§ Exercise description
Could every line of the data be printed exactly as it reads?

─── Exercise materials ───

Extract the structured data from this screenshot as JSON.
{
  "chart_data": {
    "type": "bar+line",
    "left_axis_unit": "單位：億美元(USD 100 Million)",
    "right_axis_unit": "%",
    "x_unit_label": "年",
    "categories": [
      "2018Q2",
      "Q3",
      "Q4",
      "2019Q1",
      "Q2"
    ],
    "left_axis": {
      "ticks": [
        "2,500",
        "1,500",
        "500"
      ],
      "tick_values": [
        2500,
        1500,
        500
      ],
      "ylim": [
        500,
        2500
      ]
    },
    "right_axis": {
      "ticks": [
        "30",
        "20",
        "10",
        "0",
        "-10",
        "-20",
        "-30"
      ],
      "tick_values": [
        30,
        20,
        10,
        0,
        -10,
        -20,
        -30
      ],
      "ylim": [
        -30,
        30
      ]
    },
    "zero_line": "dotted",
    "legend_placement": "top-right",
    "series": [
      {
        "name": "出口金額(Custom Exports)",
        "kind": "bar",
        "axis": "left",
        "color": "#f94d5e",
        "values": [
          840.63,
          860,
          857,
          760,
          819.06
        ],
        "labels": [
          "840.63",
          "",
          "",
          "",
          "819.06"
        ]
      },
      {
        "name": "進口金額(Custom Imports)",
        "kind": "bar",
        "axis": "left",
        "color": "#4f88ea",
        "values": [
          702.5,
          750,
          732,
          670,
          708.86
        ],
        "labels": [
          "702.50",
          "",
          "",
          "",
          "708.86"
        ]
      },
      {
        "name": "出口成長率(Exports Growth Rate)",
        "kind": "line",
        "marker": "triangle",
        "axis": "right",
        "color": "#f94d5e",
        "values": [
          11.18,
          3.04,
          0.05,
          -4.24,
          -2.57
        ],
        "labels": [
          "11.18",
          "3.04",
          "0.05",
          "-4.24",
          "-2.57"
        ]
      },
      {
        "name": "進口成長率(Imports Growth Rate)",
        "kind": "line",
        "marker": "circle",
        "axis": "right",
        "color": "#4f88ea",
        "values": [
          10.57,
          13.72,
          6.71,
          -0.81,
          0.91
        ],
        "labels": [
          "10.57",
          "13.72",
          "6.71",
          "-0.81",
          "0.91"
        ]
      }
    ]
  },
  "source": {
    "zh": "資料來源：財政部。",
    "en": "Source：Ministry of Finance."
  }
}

───

§ Complete answer
Extract the structured data from this screenshot as JSON.
{
  "chart_data": {
    "type": "bar+line",
    "left_axis_unit": "單位：億美元(USD 100 Million)",
    "right_axis_unit": "%",
    "x_unit_label": "年",
    "categories": [
      "2018Q2",
      "Q3",
      "Q4",
      "2019Q1",
      "Q2"
    ],
    "left_axis": {
      "ticks": [
        "2,500",
        "1,500",
        "500"
      ],
      "tick_values": [
        2500,
        1500,
        500
      ],
      "ylim": [
        500,
        2500
      ]
    },
    "right_axis": {
      "ticks": [
        "30",
        "20",
        "10",
        "0",
        "-10",
        "-20",
        "-30"
      ],
      "tick_values": [
        30,
        20,
        10,
        0,
        -10,
        -20,
        -30
      ],
      "ylim": [
        -30,
        30
      ]
    },
    "zero_line": "dotted",
    "legend_placement": "top-right",
    "series": [
      {
        "name": "出口金額(Custom Exports)",
        "kind": "bar",
        "axis": "left",
        "color": "#f94d5e",
        "values": [
          840.63,
          860,
          857,
          760,
          819.06
        ],
        "labels": [
          "840.63",
          "",
          "",
          "",
          "819.06"
        ]
      },
      {
        "name": "進口金額(Custom Imports)",
        "kind": "bar",
        "axis": "left",
        "color": "#4f88ea",
        "values": [
          702.5,
          750,
          732,
          670,
          708.86
        ],
        "labels": [
          "702.50",
          "",
          "",
          "",
          "708.86"
        ]
      },
      {
        "name": "出口成長率(Exports Growth Rate)",
        "kind": "line",
        "marker": "triangle",
        "axis": "right",
        "color": "#f94d5e",
        "values": [
          11.18,
          3.04,
          0.05,
          -4.24,
          -2.57
        ],
        "labels": [
          "11.18",
          "3.04",
          "0.05",
          "-4.24",
          "-2.57"
        ]
      },
      {
        "name": "進口成長率(Imports Growth Rate)",
        "kind": "line",
        "marker": "circle",
        "axis": "right",
        "color": "#4f88ea",
        "values": [
          10.57,
          13.72,
          6.71,
          -0.81,
          0.91
        ],
        "labels": [
          "10.57",
          "13.72",
          "6.71",
          "-0.81",
          "0.91"
        ]
      }
    ]
  },
  "source": {
    "zh": "資料來源：財政部。",
    "en": "Source：Ministry of Finance."
  }
}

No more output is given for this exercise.